REQUIRED WORK:
Present the following entries again, word for word and in full.

[Figure record extracts]

###

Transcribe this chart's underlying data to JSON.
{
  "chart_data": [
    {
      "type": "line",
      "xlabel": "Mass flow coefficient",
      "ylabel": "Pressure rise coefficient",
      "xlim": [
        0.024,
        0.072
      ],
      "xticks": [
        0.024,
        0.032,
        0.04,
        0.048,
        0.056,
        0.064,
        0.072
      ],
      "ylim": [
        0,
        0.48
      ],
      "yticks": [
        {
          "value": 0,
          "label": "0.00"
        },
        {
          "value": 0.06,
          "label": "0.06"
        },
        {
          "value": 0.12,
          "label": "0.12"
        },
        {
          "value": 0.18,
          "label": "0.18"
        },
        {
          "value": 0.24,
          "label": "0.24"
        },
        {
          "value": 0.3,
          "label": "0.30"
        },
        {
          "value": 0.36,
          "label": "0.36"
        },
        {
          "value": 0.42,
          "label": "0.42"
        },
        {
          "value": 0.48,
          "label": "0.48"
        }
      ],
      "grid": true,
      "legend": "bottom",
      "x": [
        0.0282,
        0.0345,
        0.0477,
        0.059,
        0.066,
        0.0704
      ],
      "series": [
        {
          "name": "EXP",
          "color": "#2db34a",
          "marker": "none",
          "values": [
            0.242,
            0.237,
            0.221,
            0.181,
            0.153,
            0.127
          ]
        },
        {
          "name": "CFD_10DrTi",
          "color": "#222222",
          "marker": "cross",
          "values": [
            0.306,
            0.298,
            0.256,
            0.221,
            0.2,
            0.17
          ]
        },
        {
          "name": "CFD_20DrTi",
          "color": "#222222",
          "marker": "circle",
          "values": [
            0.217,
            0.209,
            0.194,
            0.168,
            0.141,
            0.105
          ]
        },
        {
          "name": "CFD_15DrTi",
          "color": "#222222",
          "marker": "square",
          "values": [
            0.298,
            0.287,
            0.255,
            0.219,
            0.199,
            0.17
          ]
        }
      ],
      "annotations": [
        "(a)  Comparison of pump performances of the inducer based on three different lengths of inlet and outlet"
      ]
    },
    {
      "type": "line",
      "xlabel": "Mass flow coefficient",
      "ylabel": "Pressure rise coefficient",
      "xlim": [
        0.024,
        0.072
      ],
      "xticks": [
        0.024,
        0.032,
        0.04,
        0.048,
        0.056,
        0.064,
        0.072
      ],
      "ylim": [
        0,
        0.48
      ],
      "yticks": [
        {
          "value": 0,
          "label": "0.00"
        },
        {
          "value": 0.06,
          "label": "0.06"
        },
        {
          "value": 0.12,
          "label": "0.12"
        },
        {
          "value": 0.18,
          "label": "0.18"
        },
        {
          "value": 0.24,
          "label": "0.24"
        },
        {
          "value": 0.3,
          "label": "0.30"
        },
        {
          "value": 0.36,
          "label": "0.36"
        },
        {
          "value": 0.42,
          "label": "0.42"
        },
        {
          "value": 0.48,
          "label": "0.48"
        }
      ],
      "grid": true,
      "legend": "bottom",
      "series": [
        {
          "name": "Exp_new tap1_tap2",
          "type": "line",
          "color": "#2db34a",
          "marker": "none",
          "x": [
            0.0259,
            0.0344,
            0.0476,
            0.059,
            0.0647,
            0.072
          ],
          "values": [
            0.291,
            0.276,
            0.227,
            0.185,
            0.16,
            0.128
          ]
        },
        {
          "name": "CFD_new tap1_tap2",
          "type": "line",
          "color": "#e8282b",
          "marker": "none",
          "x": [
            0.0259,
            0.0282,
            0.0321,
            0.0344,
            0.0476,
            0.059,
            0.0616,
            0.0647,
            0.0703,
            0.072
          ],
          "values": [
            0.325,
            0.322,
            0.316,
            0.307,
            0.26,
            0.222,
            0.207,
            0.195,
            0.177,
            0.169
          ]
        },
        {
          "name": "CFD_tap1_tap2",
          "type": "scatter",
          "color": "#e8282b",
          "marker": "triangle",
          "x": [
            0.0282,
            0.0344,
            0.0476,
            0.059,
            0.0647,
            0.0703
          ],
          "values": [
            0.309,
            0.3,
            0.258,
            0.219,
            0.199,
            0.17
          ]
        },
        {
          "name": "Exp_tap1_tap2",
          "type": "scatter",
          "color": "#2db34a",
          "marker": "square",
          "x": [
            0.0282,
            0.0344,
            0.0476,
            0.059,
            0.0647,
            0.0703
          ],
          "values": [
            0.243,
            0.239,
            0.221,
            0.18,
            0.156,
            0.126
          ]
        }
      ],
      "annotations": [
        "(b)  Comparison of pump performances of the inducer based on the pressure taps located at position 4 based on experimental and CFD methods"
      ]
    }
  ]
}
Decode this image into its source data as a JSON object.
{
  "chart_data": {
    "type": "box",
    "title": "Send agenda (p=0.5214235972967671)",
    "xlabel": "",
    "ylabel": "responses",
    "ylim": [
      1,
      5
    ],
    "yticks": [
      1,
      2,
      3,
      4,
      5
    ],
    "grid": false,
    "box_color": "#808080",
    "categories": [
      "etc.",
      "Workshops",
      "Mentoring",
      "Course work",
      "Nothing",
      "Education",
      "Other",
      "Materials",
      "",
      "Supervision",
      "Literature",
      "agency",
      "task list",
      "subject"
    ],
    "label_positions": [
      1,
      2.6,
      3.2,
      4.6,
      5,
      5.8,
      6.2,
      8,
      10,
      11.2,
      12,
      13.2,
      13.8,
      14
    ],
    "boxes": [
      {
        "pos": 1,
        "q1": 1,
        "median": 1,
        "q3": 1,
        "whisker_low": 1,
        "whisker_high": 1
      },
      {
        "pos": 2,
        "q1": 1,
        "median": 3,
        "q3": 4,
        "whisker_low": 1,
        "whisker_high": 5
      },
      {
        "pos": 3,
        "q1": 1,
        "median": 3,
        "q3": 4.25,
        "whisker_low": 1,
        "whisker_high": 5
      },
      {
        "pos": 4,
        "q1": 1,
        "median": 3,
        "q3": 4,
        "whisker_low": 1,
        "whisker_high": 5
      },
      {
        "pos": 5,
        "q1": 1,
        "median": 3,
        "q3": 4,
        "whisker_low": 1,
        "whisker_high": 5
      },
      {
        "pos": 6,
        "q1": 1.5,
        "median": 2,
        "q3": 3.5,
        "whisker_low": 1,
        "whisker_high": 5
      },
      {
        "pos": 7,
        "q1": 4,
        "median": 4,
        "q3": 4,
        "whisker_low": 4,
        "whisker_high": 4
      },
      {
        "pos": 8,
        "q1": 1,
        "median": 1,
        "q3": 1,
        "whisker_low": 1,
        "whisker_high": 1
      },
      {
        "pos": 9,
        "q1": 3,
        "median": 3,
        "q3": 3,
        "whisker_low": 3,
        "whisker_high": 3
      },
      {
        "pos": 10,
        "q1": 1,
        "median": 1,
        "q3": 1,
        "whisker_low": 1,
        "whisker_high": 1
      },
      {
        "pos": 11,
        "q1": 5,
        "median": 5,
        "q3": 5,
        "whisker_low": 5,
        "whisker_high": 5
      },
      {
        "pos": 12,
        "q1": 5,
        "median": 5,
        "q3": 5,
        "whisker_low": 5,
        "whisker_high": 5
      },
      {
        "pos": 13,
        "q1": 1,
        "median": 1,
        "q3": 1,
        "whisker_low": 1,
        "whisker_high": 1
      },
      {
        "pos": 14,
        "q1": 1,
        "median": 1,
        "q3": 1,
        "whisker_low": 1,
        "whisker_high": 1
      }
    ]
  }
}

###

FINAL ANSWER:
Transcribe this chart's underlying data to JSON.
{
  "chart_data": [
    {
      "type": "line",
      "xlabel": "Mass flow coefficient",
      "ylabel": "Pressure rise coefficient",
      "xlim": [
        0.024,
        0.072
      ],
      "xticks": [
        0.024,
        0.032,
        0.04,
        0.048,
        0.056,
        0.064,
        0.072
      ],
      "ylim": [
        0,
        0.48
      ],
      "yticks": [
        {
          "value": 0,
          "label": "0.00"
        },
        {
          "value": 0.06,
          "label": "0.06"
        },
        {
          "value": 0.12,
          "label": "0.12"
        },
        {
          "value": 0.18,
          "label": "0.18"
        },
        {
          "value": 0.24,
          "label": "0.24"
        },
        {
          "value": 0.3,
          "label": "0.30"
        },
        {
          "value": 0.36,
          "label": "0.36"
        },
        {
          "value": 0.42,
          "label": "0.42"
        },
        {
          "value": 0.48,
          "label": "0.48"
        }
      ],
      "grid": true,
      "legend": "bottom",
      "x": [
        0.0282,
        0.0345,
        0.0477,
        0.059,
        0.066,
        0.0704
      ],
      "series": [
        {
          "name": "EXP",
          "color": "#2db34a",
          "marker": "none",
          "values": [
            0.242,
            0.237,
            0.221,
            0.181,
            0.153,
            0.127
          ]
        },
        {
          "name": "CFD_10DrTi",
          "color": "#222222",
          "marker": "cross",
          "values": [
            0.306,
            0.298,
            0.256,
            0.221,
            0.2,
            0.17
          ]
        },
        {
          "name": "CFD_20DrTi",
          "color": "#222222",
          "marker": "circle",
          "values": [
            0.217,
            0.209,
            0.194,
            0.168,
            0.141,
            0.105
          ]
        },
        {
          "name": "CFD_15DrTi",
          "color": "#222222",
          "marker": "square",
          "values": [
            0.298,
            0.287,
            0.255,
            0.219,
            0.199,
            0.17
          ]
        }
      ],
      "annotations": [
        "(a)  Comparison of pump performances of the inducer based on three different lengths of inlet and outlet"
      ]
    },
    {
      "type": "line",
      "xlabel": "Mass flow coefficient",
      "ylabel": "Pressure rise coefficient",
      "xlim": [
        0.024,
        0.072
      ],
      "xticks": [
        0.024,
        0.032,
        0.04,
        0.048,
        0.056,
        0.064,
        0.072
      ],
      "ylim": [
        0,
        0.48
      ],
      "yticks": [
        {
          "value": 0,
          "label": "0.00"
        },
        {
          "value": 0.06,
          "label": "0.06"
        },
        {
          "value": 0.12,
          "label": "0.12"
        },
        {
          "value": 0.18,
          "label": "0.18"
        },
        {
          "value": 0.24,
          "label": "0.24"
        },
        {
          "value": 0.3,
          "label": "0.30"
        },
        {
          "value": 0.36,
          "label": "0.36"
        },
        {
          "value": 0.42,
          "label": "0.42"
        },
        {
          "value": 0.48,
          "label": "0.48"
        }
      ],
      "grid": true,
      "legend": "bottom",
      "series": [
        {
          "name": "Exp_new tap1_tap2",
          "type": "line",
          "color": "#2db34a",
          "marker": "none",
          "x": [
            0.0259,
            0.0344,
            0.0476,
            0.059,
            0.0647,
            0.072
          ],
          "values": [
            0.291,
            0.276,
            0.227,
            0.185,
            0.16,
            0.128
          ]
        },
        {
          "name": "CFD_new tap1_tap2",
          "type": "line",
          "color": "#e8282b",
          "marker": "none",
          "x": [
            0.0259,
            0.0282,
            0.0321,
            0.0344,
            0.0476,
            0.059,
            0.0616,
            0.0647,
            0.0703,
            0.072
          ],
          "values": [
            0.325,
            0.322,
            0.316,
            0.307,
            0.26,
            0.222,
            0.207,
            0.195,
            0.177,
            0.169
          ]
        },
        {
          "name": "CFD_tap1_tap2",
          "type": "scatter",
          "color": "#e8282b",
          "marker": "triangle",
          "x": [
            0.0282,
            0.0344,
            0.0476,
            0.059,
            0.0647,
            0.0703
          ],
          "values": [
            0.309,
            0.3,
            0.258,
            0.219,
            0.199,
            0.17
          ]
        },
        {
          "name": "Exp_tap1_tap2",
          "type": "scatter",
          "color": "#2db34a",
          "marker": "square",
          "x": [
            0.0282,
            0.0344,
            0.0476,
            0.059,
            0.0647,
            0.0703
          ],
          "values": [
            0.243,
            0.239,
            0.221,
            0.18,
            0.156,
            0.126
          ]
        }
      ],
      "annotations": [
        "(b)  Comparison of pump performances of the inducer based on the pressure taps located at position 4 based on experimental and CFD methods"
      ]
    }
  ]
}
Decode this image into its source data as a JSON object.
{
  "chart_data": {
    "type": "box",
    "title": "Send agenda (p=0.5214235972967671)",
    "xlabel": "",
    "ylabel": "responses",
    "ylim": [
      1,
      5
    ],
    "yticks": [
      1,
      2,
      3,
      4,
      5
    ],
    "grid": false,
    "box_color": "#808080",
    "categories": [
      "etc.",
      "Workshops",
      "Mentoring",
      "Course work",
      "Nothing",
      "Education",
      "Other",
      "Materials",
      "",
      "Supervision",
      "Literature",
      "agency",
      "task list",
      "subject"
    ],
    "label_positions": [
      1,
      2.6,
      3.2,
      4.6,
      5,
      5.8,
      6.2,
      8,
      10,
      11.2,
      12,
      13.2,
      13.8,
      14
    ],
    "boxes": [
      {
        "pos": 1,
        "q1": 1,
        "median": 1,
        "q3": 1,
        "whisker_low": 1,
        "whisker_high": 1
      },
      {
        "pos": 2,
        "q1": 1,
        "median": 3,
        "q3": 4,
        "whisker_low": 1,
        "whisker_high": 5
      },
      {
        "pos": 3,
        "q1": 1,
        "median": 3,
        "q3": 4.25,
        "whisker_low": 1,
        "whisker_high": 5
      },
      {
        "pos": 4,
        "q1": 1,
        "median": 3,
        "q3": 4,
        "whisker_low": 1,
        "whisker_high": 5
      },
      {
        "pos": 5,
        "q1": 1,
        "median": 3,
        "q3": 4,
        "whisker_low": 1,
        "whisker_high": 5
      },
      {
        "pos": 6,
        "q1": 1.5,
        "median": 2,
        "q3": 3.5,
        "whisker_low": 1,
        "whisker_high": 5
      },
      {
        "pos": 7,
        "q1": 4,
        "median": 4,
        "q3": 4,
        "whisker_low": 4,
        "whisker_high": 4
      },
      {
        "pos": 8,
        "q1": 1,
        "median": 1,
        "q3": 1,
        "whisker_low": 1,
        "whisker_high": 1
      },
      {
        "pos": 9,
        "q1": 3,
        "median": 3,
        "q3": 3,
        "whisker_low": 3,
        "whisker_high": 3
      },
      {
        "pos": 10,
        "q1": 1,
        "median": 1,
        "q3": 1,
        "whisker_low": 1,
        "whisker_high": 1
      },
      {
        "pos": 11,
        "q1": 5,
        "median": 5,
        "q3": 5,
        "whisker_low": 5,
        "whisker_high": 5
      },
      {
        "pos": 12,
        "q1": 5,
        "median": 5,
        "q3": 5,
        "whisker_low": 5,
        "whisker_high": 5
      },
      {
        "pos": 13,
        "q1": 1,
        "median": 1,
        "q3": 1,
        "whisker_low": 1,
        "whisker_high": 1
      },
      {
        "pos": 14,
        "q1": 1,
        "median": 1,
        "q3": 1,
        "whisker_low": 1,
        "whisker_high": 1
      }
    ]
  }
}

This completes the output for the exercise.